** start **

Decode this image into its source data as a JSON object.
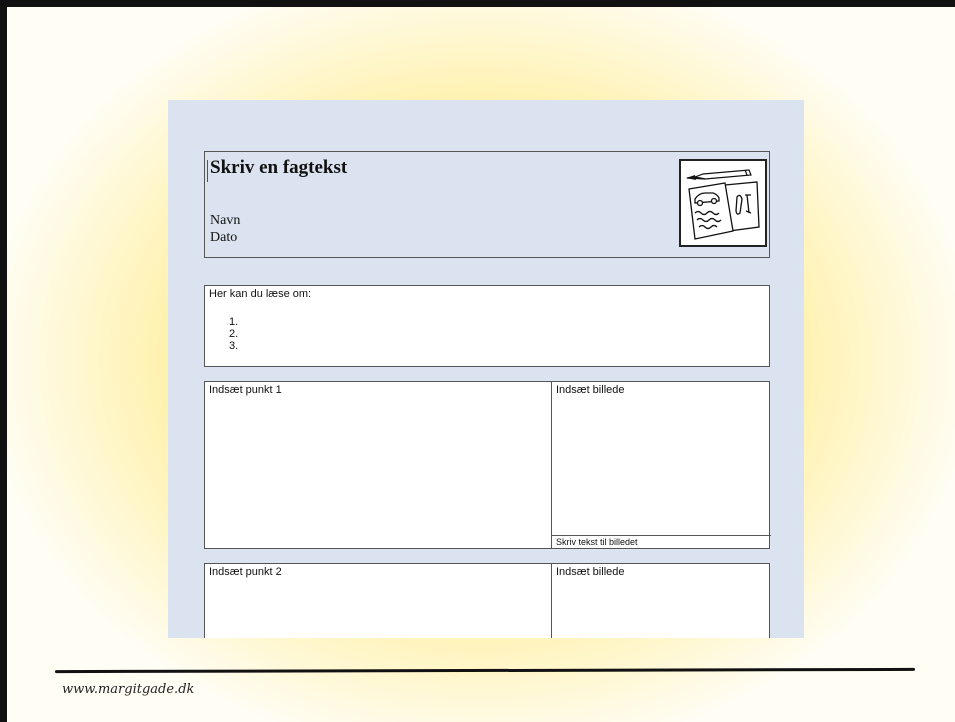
{
  "document": {
    "title": "Skriv en fagtekst",
    "name_label": "Navn",
    "date_label": "Dato",
    "intro_heading": "Her kan du læse om:",
    "intro_list": [
      "1.",
      "2.",
      "3."
    ],
    "section1": {
      "label": "Indsæt punkt 1",
      "image_label": "Indsæt billede",
      "caption": "Skriv tekst til billedet"
    },
    "section2": {
      "label": "Indsæt punkt 2",
      "image_label": "Indsæt billede"
    },
    "header_icon": "pencil-papers-icon"
  },
  "footer": {
    "url": "www.margitgade.dk"
  }
}
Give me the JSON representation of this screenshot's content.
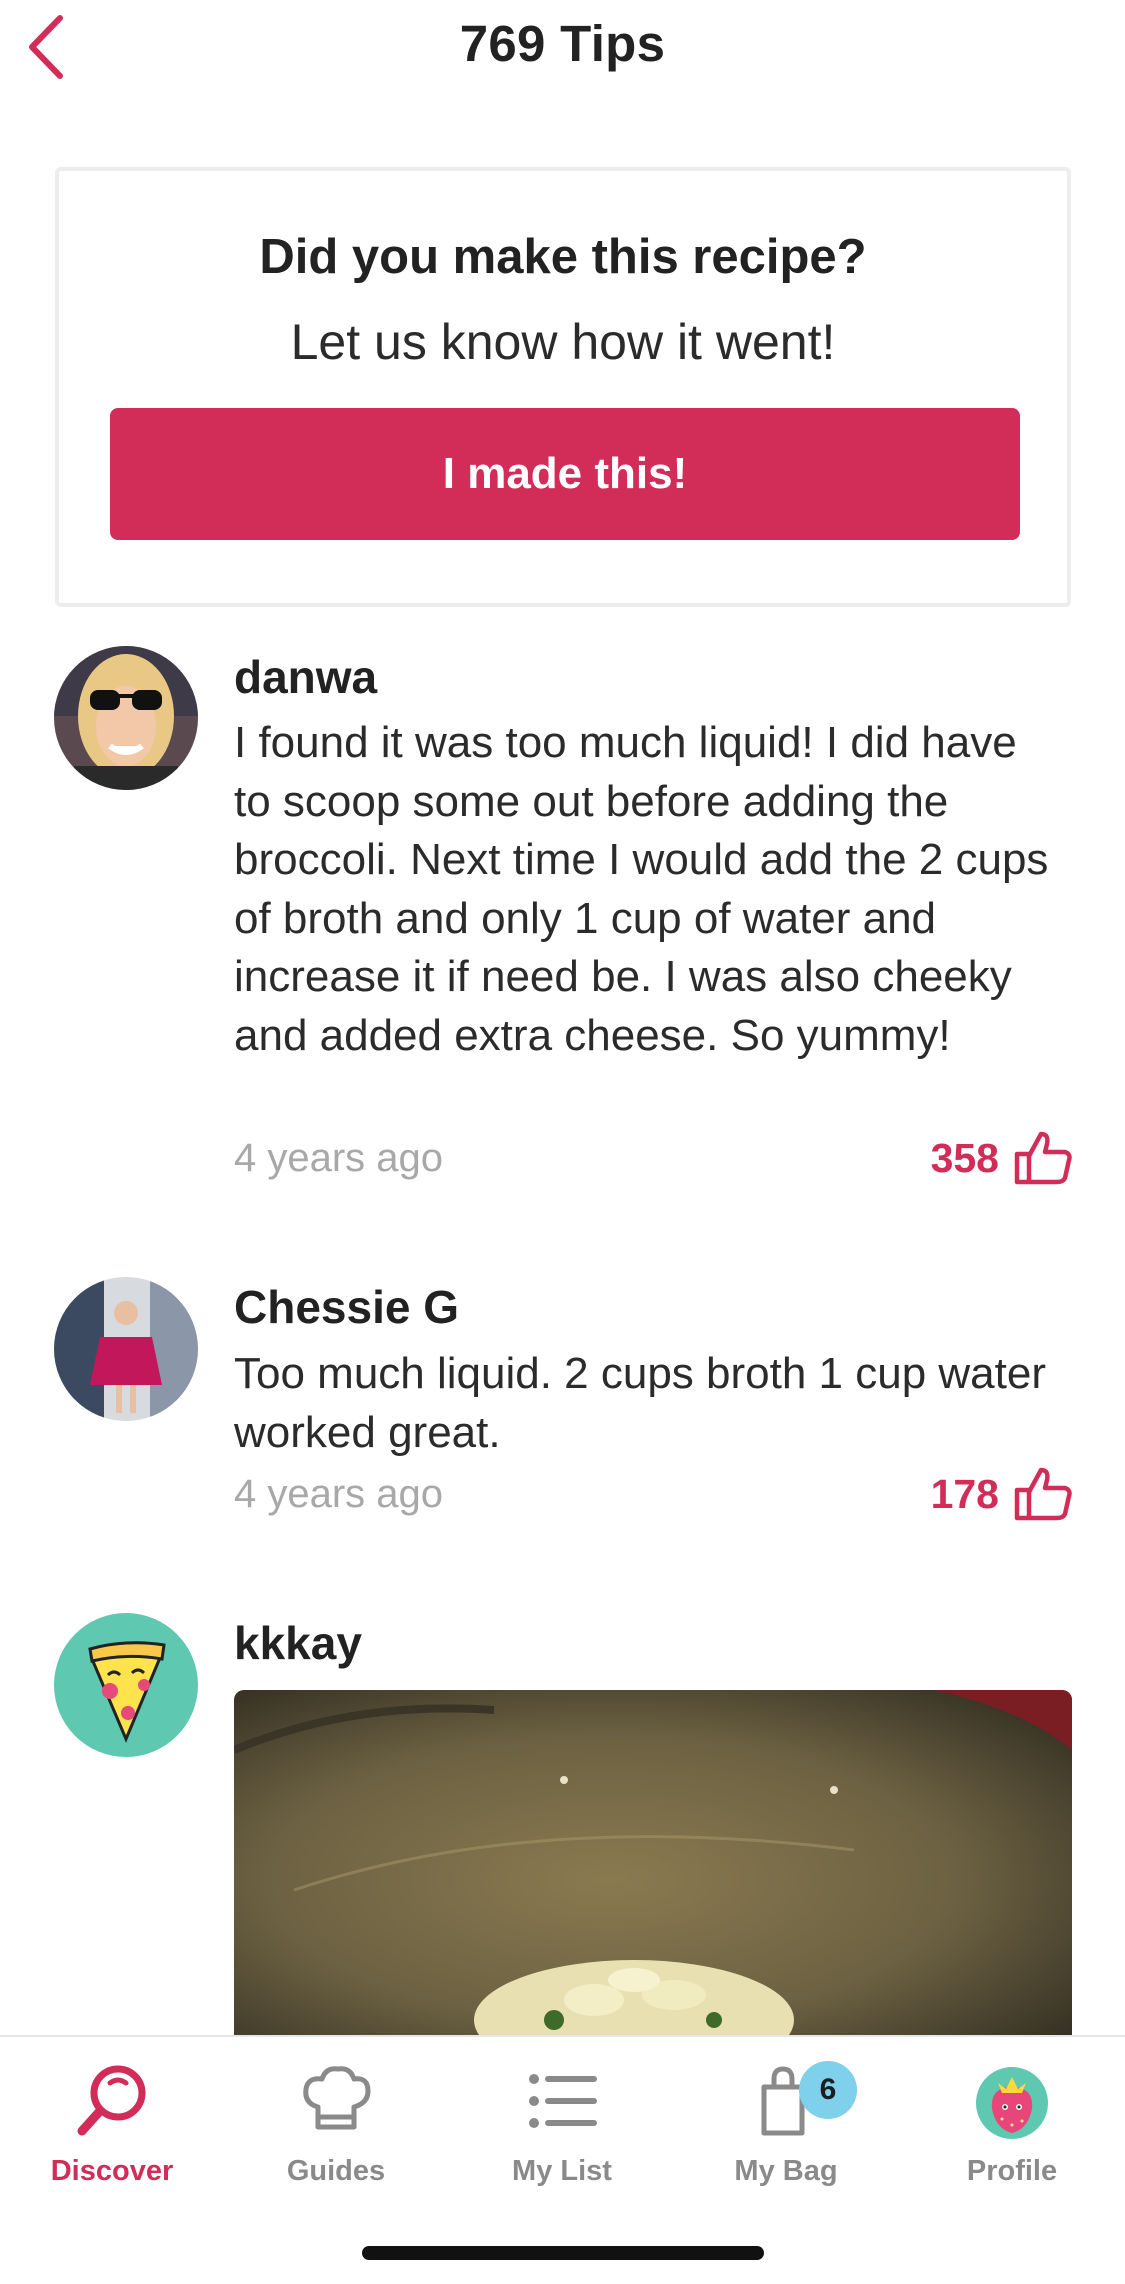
{
  "header": {
    "title": "769 Tips",
    "back_icon": "chevron-left-icon",
    "accent_color": "#d22c58"
  },
  "prompt_card": {
    "question": "Did you make this recipe?",
    "subtitle": "Let us know how it went!",
    "button_label": "I made this!",
    "button_color": "#d22c58"
  },
  "tips": [
    {
      "user": "danwa",
      "text": "I found it was too much liquid! I did have to scoop some out before adding the broccoli. Next time I would add the 2 cups of broth and only 1 cup of water and increase it if need be. I was also cheeky and added extra cheese. So yummy!",
      "time": "4 years ago",
      "likes": "358"
    },
    {
      "user": "Chessie G",
      "text": "Too much liquid. 2 cups broth 1 cup water worked great.",
      "time": "4 years ago",
      "likes": "178"
    },
    {
      "user": "kkkay",
      "has_photo": true
    }
  ],
  "tabbar": {
    "tabs": [
      {
        "label": "Discover",
        "icon": "search-icon",
        "active": true
      },
      {
        "label": "Guides",
        "icon": "chef-hat-icon",
        "active": false
      },
      {
        "label": "My List",
        "icon": "list-icon",
        "active": false
      },
      {
        "label": "My Bag",
        "icon": "bag-icon",
        "active": false,
        "badge": "6"
      },
      {
        "label": "Profile",
        "icon": "strawberry-avatar-icon",
        "active": false
      }
    ]
  }
}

** end **

- REQUEST -
Restate the records word for word, omitting images.

- FULL RESPONSE -
Decode this image into its source data as a JSON object.
{
  "document": {
    "title": "Skriv en fagtekst",
    "name_label": "Navn",
    "date_label": "Dato",
    "intro_heading": "Her kan du læse om:",
    "intro_list": [
      "1.",
      "2.",
      "3."
    ],
    "section1": {
      "label": "Indsæt punkt 1",
      "image_label": "Indsæt billede",
      "caption": "Skriv tekst til billedet"
    },
    "section2": {
      "label": "Indsæt punkt 2",
      "image_label": "Indsæt billede"
    },
    "header_icon": "pencil-papers-icon"
  },
  "footer": {
    "url": "www.margitgade.dk"
  }
}
Give me the JSON representation of this screenshot's content.
{
  "header": {
    "title": "769 Tips",
    "back_icon": "chevron-left-icon",
    "accent_color": "#d22c58"
  },
  "prompt_card": {
    "question": "Did you make this recipe?",
    "subtitle": "Let us know how it went!",
    "button_label": "I made this!",
    "button_color": "#d22c58"
  },
  "tips": [
    {
      "user": "danwa",
      "text": "I found it was too much liquid! I did have to scoop some out before adding the broccoli. Next time I would add the 2 cups of broth and only 1 cup of water and increase it if need be. I was also cheeky and added extra cheese. So yummy!",
      "time": "4 years ago",
      "likes": "358"
    },
    {
      "user": "Chessie G",
      "text": "Too much liquid. 2 cups broth 1 cup water worked great.",
      "time": "4 years ago",
      "likes": "178"
    },
    {
      "user": "kkkay",
      "has_photo": true
    }
  ],
  "tabbar": {
    "tabs": [
      {
        "label": "Discover",
        "icon": "search-icon",
        "active": true
      },
      {
        "label": "Guides",
        "icon": "chef-hat-icon",
        "active": false
      },
      {
        "label": "My List",
        "icon": "list-icon",
        "active": false
      },
      {
        "label": "My Bag",
        "icon": "bag-icon",
        "active": false,
        "badge": "6"
      },
      {
        "label": "Profile",
        "icon": "strawberry-avatar-icon",
        "active": false
      }
    ]
  }
}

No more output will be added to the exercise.